Task details. Every line with the word "title" in it should be extracted from the data that follows.

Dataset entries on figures

____

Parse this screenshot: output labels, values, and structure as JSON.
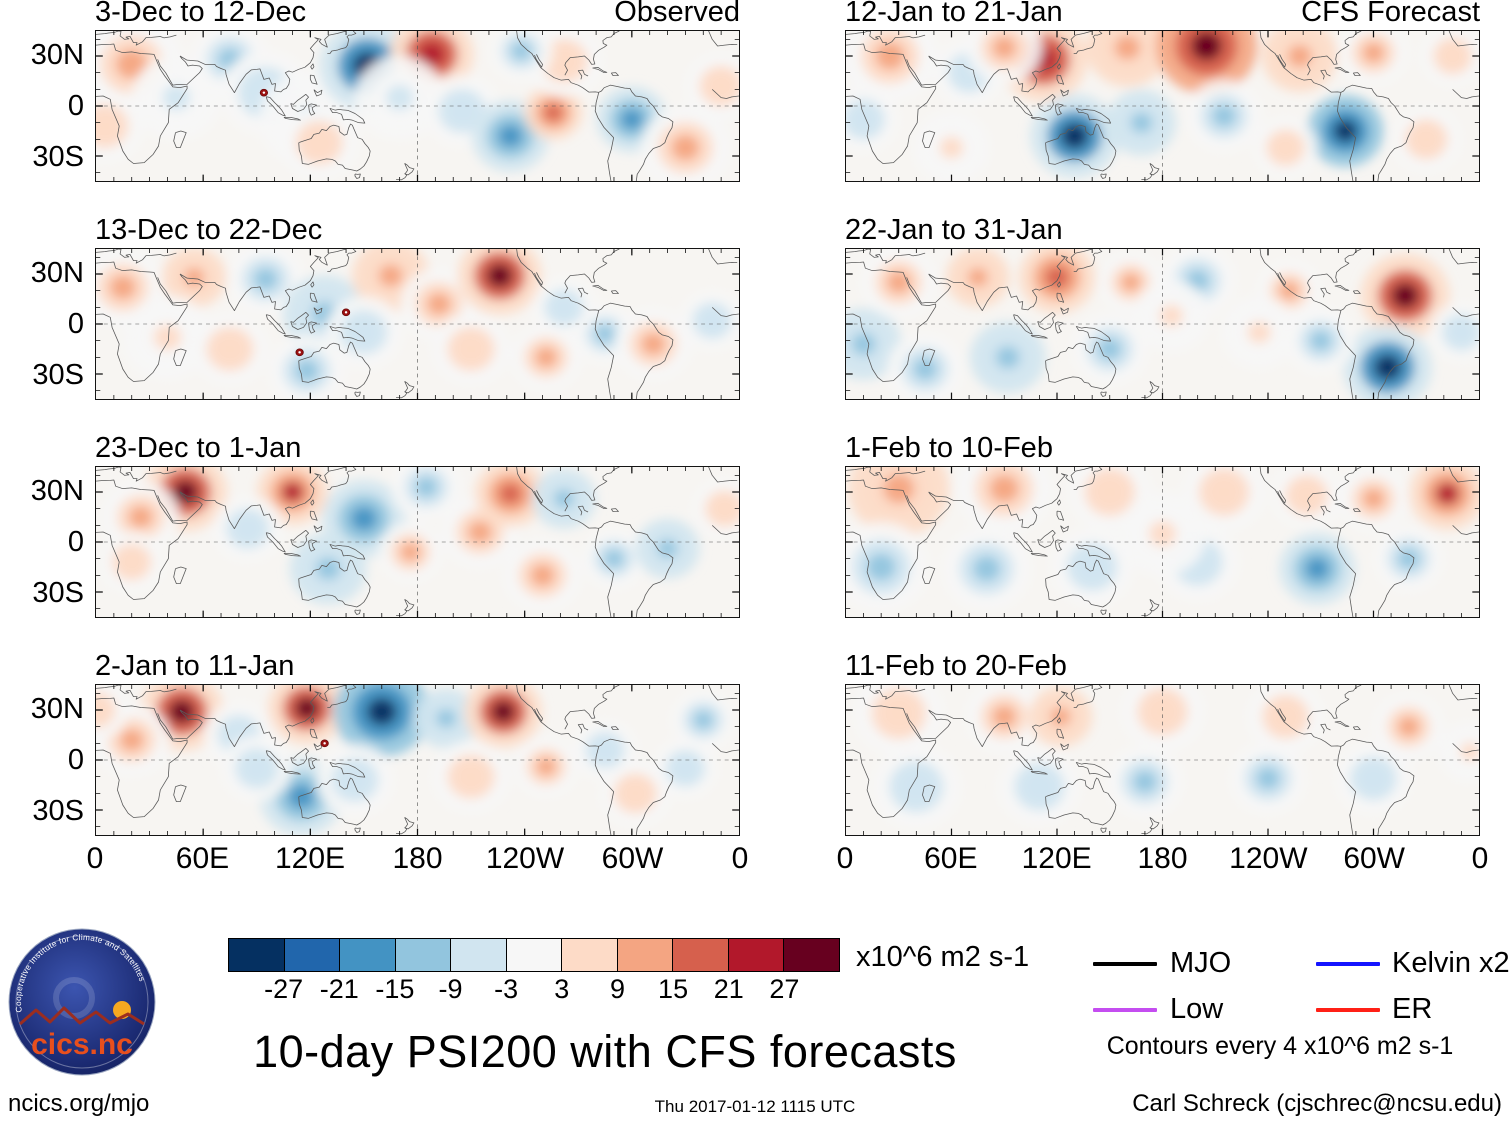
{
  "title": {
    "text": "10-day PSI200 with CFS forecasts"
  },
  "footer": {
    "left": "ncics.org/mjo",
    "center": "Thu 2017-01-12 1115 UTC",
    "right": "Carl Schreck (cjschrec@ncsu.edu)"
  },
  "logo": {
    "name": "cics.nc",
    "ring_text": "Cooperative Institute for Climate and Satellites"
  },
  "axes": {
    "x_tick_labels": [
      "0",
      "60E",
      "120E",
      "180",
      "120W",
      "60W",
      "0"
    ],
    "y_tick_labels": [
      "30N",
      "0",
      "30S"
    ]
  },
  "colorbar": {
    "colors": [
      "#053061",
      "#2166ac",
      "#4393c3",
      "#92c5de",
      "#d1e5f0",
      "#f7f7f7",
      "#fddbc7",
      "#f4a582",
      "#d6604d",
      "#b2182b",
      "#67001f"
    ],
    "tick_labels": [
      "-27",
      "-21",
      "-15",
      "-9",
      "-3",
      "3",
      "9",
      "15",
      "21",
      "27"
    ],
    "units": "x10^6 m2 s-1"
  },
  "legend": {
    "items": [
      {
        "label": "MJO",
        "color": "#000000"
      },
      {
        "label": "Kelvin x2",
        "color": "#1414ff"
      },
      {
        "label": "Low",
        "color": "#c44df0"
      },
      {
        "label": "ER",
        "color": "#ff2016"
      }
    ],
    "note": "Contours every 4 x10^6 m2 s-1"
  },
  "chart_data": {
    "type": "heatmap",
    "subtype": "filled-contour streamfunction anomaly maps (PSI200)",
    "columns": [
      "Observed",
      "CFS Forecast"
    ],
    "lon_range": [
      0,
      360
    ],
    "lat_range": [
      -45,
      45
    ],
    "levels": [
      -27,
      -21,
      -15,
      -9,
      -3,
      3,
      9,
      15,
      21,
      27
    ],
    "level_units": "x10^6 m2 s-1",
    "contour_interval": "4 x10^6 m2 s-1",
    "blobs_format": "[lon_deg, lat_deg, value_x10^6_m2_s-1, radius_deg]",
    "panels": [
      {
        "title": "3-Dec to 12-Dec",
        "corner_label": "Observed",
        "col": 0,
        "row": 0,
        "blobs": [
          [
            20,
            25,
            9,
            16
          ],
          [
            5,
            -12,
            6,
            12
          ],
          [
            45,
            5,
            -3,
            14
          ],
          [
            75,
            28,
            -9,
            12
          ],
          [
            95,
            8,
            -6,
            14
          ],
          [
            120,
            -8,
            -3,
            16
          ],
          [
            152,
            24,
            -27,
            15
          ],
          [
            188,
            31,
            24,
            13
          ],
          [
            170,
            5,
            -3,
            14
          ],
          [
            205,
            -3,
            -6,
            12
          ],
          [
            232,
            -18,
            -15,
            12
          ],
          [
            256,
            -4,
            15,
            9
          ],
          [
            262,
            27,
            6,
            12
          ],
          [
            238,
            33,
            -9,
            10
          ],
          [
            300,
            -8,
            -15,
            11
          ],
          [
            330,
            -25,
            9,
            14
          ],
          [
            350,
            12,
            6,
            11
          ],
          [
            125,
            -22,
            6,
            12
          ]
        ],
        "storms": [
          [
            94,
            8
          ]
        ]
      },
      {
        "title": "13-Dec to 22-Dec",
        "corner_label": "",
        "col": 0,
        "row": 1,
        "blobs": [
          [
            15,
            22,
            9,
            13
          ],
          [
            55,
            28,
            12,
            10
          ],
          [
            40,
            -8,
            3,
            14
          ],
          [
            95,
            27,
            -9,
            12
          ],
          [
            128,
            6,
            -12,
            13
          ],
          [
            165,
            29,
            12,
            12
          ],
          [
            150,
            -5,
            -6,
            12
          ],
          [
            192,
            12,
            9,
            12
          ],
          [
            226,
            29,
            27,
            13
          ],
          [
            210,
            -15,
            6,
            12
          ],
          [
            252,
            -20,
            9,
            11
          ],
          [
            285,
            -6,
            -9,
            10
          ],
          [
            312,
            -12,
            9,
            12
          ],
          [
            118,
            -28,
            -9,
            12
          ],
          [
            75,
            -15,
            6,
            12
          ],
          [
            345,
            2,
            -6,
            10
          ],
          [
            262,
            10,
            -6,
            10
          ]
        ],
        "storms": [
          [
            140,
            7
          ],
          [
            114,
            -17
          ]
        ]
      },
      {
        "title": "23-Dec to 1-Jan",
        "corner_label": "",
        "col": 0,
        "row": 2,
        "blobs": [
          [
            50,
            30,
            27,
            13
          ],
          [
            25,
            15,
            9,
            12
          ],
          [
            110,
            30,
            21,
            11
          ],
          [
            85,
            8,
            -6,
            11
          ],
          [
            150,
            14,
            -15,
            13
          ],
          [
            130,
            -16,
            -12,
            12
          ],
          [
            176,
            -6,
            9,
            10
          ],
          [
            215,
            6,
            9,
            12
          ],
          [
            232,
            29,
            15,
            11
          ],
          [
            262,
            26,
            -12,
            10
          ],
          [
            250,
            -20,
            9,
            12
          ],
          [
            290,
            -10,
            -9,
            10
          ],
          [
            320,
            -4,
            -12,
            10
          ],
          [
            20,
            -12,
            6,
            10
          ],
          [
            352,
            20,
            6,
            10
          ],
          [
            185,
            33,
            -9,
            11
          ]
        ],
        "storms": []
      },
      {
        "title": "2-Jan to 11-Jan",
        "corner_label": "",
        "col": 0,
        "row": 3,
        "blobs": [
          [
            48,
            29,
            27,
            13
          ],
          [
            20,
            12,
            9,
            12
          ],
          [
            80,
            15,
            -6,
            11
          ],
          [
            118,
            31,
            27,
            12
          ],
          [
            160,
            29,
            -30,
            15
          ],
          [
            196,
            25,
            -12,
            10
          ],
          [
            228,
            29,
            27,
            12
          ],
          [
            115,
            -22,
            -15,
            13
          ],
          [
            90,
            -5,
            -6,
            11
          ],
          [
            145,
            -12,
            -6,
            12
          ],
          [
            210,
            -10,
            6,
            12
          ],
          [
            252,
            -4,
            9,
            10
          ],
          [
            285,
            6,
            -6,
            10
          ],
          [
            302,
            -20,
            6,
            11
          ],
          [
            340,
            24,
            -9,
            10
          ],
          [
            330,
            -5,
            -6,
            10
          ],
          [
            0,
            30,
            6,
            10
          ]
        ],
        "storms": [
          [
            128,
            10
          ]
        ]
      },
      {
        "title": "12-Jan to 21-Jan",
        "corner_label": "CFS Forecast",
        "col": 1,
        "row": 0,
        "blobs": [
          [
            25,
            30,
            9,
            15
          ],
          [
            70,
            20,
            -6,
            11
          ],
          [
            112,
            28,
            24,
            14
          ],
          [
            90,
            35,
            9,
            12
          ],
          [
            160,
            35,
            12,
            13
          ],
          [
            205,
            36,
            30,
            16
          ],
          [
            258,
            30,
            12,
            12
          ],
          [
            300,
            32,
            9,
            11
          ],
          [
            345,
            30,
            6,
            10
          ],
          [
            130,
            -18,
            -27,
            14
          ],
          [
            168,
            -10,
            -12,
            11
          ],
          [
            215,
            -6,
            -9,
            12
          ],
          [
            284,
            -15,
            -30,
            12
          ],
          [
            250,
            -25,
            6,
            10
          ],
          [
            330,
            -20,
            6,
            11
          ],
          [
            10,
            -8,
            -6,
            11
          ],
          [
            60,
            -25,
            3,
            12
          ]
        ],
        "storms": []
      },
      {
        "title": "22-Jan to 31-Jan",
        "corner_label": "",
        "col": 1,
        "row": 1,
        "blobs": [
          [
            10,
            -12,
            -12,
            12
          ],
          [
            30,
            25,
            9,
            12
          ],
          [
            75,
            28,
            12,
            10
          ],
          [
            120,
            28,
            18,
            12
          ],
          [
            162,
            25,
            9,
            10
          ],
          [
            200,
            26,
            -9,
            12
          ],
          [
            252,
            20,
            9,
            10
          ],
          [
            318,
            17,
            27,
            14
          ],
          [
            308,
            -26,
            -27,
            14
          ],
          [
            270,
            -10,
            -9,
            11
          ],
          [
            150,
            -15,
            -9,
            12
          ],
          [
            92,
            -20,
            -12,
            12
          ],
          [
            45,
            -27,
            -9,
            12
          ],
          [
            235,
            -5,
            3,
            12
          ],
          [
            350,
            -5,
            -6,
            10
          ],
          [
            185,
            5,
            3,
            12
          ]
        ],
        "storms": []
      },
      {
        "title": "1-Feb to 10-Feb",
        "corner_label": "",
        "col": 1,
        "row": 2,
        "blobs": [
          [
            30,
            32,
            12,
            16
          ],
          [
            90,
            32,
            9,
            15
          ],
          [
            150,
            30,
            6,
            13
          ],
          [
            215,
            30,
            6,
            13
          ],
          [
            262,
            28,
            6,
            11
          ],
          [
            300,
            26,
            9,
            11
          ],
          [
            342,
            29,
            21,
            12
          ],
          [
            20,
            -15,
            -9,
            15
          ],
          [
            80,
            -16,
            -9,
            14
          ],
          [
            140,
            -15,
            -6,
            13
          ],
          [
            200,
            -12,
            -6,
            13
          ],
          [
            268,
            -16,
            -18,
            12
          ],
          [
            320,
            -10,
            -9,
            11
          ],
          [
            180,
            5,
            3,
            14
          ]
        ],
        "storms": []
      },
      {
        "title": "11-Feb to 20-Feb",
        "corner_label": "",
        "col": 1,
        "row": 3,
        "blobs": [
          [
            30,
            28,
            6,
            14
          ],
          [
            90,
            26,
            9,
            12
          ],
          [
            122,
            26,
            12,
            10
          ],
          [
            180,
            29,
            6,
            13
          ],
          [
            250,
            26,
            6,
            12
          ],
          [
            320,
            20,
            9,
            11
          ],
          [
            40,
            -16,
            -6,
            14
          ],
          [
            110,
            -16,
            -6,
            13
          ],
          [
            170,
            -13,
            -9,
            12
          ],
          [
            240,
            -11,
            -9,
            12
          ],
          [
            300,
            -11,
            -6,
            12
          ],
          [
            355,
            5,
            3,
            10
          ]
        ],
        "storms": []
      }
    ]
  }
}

____

Completed exercise.
  "title": {
        "title": "3-Dec to 12-Dec",
        "title": "13-Dec to 22-Dec",
        "title": "23-Dec to 1-Jan",
        "title": "2-Jan to 11-Jan",
        "title": "12-Jan to 21-Jan",
        "title": "22-Jan to 31-Jan",
        "title": "1-Feb to 10-Feb",
        "title": "11-Feb to 20-Feb",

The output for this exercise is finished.